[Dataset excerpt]
--- START ---

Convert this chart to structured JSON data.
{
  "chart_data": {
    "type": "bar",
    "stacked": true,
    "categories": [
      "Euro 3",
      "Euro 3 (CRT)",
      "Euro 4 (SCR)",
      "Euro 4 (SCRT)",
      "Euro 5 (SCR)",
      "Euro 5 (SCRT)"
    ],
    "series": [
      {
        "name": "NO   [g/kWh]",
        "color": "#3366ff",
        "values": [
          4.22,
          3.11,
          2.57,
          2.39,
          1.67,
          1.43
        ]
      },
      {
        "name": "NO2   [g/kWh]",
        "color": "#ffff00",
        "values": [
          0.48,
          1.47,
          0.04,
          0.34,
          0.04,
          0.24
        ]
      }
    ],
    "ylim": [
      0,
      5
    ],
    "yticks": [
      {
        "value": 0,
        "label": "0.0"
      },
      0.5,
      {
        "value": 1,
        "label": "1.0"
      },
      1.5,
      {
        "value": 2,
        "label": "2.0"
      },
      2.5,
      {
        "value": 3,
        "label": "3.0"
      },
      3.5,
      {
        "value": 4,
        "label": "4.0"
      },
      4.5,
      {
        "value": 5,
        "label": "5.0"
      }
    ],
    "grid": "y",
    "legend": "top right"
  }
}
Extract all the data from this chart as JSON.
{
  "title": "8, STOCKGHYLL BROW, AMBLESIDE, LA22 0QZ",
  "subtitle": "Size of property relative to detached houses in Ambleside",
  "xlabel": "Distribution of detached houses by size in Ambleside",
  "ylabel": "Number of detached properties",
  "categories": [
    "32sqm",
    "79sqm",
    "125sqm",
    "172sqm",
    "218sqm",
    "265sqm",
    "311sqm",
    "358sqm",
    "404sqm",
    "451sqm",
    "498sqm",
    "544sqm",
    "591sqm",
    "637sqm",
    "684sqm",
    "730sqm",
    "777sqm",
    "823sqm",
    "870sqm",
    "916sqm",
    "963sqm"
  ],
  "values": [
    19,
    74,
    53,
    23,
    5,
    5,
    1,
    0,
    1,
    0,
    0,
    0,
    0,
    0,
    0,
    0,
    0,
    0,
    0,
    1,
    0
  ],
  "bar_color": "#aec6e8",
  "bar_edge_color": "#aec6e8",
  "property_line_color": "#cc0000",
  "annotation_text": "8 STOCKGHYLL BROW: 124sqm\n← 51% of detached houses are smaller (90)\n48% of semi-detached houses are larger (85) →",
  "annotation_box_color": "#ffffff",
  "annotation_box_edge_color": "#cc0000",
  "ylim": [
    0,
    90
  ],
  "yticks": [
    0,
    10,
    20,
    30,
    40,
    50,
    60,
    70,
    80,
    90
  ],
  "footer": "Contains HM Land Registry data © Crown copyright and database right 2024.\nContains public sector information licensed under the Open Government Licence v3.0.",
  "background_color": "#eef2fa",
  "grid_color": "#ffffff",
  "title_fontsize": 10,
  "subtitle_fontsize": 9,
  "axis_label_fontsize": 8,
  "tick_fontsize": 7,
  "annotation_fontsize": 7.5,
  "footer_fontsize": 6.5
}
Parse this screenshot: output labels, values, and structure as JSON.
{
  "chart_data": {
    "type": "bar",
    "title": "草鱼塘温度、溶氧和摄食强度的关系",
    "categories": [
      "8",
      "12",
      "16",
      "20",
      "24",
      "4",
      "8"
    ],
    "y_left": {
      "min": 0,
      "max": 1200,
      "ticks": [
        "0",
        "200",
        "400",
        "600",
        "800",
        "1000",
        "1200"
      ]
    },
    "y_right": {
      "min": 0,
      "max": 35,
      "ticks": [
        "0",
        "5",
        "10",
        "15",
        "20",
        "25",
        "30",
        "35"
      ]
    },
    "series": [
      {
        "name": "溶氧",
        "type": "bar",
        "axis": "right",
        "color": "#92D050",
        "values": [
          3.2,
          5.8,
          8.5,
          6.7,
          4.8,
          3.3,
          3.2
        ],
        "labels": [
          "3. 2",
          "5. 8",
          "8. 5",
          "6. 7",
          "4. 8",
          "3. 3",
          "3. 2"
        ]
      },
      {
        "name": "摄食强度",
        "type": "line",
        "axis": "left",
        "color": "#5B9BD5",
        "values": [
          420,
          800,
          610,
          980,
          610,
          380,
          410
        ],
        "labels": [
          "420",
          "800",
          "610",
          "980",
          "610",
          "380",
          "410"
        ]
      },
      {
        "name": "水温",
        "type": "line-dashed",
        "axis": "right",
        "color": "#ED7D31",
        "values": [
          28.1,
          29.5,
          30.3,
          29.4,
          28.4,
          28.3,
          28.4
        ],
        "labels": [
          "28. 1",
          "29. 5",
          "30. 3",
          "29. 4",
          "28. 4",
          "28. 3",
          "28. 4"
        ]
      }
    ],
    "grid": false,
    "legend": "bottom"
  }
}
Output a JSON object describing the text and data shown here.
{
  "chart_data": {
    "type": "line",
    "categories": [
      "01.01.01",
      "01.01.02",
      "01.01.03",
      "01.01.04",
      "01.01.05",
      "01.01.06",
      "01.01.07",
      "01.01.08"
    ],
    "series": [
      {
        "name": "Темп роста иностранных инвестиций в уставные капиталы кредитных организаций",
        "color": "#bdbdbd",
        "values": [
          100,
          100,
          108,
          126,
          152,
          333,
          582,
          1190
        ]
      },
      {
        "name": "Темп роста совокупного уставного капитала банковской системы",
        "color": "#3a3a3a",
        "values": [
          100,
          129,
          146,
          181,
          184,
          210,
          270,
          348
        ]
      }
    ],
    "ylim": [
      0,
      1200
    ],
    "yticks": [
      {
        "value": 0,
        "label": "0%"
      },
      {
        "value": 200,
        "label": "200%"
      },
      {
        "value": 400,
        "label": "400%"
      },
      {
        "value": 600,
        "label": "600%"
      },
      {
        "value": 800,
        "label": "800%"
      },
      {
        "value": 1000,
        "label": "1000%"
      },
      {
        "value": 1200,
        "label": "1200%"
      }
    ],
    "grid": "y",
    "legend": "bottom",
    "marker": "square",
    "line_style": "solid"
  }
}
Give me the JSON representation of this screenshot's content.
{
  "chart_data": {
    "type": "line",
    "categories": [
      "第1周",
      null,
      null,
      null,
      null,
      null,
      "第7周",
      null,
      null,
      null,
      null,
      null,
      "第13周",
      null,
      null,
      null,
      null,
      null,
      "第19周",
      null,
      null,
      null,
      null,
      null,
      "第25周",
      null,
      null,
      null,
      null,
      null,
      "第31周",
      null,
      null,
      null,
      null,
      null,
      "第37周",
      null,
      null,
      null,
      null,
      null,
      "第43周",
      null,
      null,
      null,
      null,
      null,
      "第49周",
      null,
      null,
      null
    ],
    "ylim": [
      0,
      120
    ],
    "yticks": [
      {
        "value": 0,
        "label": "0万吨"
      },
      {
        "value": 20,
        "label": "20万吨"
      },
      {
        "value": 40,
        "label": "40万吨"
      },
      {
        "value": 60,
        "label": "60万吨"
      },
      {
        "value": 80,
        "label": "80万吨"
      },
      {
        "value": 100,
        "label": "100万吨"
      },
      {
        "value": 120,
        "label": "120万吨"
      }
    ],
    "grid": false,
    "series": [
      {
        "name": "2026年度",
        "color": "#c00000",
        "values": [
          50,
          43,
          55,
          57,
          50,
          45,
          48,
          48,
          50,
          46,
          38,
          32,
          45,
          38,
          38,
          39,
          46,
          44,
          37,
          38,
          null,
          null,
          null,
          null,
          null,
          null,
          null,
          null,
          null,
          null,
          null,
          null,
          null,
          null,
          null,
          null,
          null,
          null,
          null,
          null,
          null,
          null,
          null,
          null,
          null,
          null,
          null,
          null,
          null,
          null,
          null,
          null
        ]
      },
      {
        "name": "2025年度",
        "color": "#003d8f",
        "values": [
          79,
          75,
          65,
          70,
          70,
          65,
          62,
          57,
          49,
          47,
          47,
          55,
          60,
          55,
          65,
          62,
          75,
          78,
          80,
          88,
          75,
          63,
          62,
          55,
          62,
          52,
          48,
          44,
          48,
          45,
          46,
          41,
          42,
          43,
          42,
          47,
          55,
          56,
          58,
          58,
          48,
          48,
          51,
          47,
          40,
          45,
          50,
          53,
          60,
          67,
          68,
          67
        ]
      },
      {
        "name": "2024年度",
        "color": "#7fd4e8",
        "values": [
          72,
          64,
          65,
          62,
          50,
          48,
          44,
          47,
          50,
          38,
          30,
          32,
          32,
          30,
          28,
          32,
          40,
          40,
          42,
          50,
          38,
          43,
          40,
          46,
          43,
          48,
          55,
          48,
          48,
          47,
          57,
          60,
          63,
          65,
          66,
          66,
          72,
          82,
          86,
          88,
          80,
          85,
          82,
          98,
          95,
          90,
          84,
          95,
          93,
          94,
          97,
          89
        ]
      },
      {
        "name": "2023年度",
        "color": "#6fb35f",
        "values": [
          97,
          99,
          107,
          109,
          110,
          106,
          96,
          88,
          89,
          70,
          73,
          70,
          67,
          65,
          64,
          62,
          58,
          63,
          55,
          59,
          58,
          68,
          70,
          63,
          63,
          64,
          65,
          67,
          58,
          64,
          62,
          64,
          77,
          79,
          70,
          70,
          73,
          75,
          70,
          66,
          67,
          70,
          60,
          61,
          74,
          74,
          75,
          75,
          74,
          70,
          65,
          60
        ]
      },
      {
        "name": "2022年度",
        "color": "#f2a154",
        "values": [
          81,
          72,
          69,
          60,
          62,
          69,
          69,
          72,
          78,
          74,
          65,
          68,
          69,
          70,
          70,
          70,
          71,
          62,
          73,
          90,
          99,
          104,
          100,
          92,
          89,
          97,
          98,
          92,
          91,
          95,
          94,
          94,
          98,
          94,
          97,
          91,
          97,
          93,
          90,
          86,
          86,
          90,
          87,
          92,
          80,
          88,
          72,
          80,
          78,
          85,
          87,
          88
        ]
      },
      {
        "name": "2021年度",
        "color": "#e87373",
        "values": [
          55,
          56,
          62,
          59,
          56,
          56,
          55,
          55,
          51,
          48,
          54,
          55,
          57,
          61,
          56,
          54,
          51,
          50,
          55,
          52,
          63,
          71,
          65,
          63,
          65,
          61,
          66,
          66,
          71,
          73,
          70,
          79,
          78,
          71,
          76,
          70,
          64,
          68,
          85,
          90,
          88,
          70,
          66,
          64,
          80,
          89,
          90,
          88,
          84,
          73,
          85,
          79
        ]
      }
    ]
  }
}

--- END ---

# Task prompt:
Extract all lines of the records above that include "ffffff".

# Solution:
  "annotation_box_color": "#ffffff",
  "grid_color": "#ffffff",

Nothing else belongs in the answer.